__EXERCISE DESCRIPTION__
Each line that contains the string "leather" counts once; report how many such lines appear in the data, as a number only.

__GIVEN DATA__
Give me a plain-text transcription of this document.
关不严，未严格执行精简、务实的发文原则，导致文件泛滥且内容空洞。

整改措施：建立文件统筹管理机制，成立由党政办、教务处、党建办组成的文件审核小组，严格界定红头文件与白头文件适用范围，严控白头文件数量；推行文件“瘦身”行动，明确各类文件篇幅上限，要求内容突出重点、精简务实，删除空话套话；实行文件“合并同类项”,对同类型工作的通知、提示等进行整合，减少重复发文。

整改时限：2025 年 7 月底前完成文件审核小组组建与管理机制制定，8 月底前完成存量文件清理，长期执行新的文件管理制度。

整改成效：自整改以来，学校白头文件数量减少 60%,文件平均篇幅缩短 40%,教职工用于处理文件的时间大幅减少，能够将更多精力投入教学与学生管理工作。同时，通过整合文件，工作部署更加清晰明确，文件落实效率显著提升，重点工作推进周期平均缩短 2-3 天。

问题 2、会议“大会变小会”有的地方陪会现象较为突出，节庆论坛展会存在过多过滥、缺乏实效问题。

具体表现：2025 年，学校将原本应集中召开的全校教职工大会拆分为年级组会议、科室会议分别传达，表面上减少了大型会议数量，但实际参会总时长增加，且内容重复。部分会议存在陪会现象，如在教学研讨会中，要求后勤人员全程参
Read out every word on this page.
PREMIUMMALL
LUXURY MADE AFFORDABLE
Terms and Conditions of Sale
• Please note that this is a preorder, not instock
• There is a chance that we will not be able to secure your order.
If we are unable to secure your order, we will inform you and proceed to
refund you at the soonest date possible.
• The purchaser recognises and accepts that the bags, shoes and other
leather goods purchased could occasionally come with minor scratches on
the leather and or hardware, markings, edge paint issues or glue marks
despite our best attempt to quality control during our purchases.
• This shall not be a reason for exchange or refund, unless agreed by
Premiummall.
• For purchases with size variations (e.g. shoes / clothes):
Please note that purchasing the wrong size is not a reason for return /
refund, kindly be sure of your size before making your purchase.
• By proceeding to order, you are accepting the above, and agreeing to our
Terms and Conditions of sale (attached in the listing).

__ANSWER TO THIS PROBLEM__
2